DIRECTIONS> Go through the data below line by line and count those containing the word "provide". Reply with the count only.

(Extracted data entries)
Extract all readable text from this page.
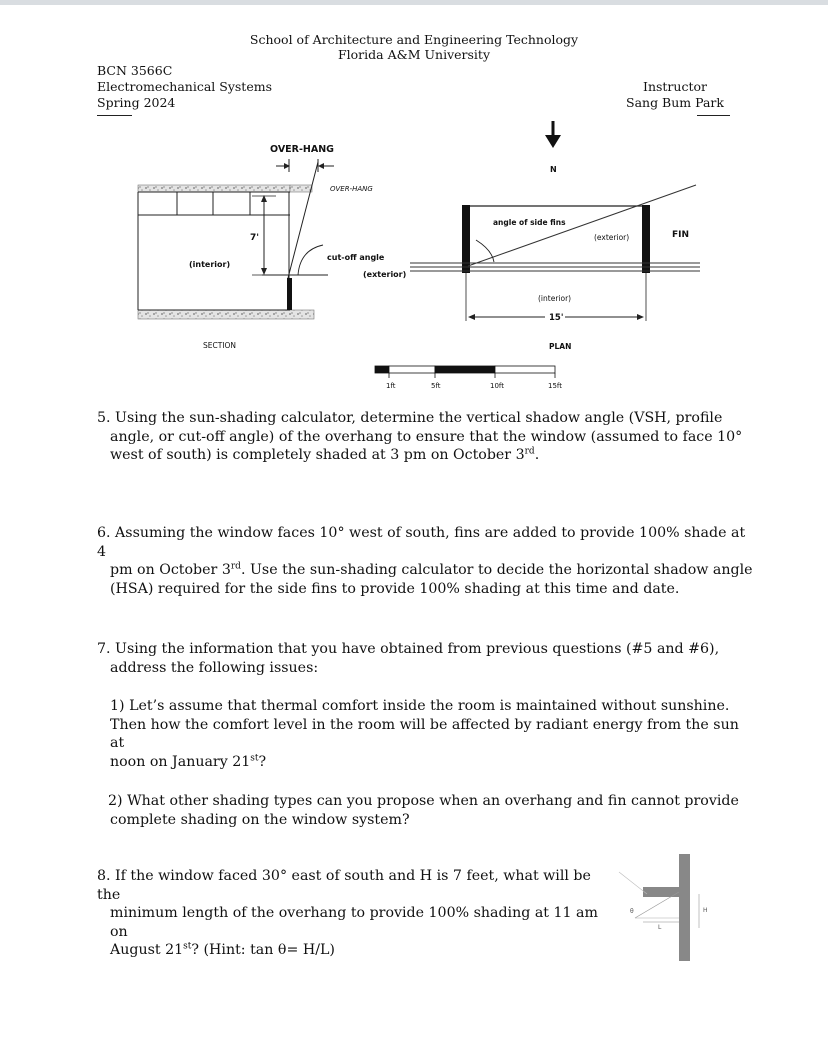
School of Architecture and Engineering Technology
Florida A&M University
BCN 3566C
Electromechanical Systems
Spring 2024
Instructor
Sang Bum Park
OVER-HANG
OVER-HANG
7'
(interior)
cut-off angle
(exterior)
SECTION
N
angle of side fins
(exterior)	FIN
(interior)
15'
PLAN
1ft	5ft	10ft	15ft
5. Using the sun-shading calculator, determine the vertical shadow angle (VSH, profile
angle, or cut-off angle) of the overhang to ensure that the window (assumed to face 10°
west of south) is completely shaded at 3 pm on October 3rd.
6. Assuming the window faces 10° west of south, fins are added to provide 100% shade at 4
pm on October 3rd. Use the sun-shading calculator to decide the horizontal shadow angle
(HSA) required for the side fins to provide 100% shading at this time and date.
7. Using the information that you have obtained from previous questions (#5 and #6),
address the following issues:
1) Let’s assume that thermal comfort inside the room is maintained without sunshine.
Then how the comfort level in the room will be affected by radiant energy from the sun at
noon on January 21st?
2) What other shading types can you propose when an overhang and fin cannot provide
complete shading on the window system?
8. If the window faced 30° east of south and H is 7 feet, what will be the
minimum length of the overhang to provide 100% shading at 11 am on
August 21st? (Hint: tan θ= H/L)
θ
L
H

SOLUTION FOR THIS PROBLEM> 4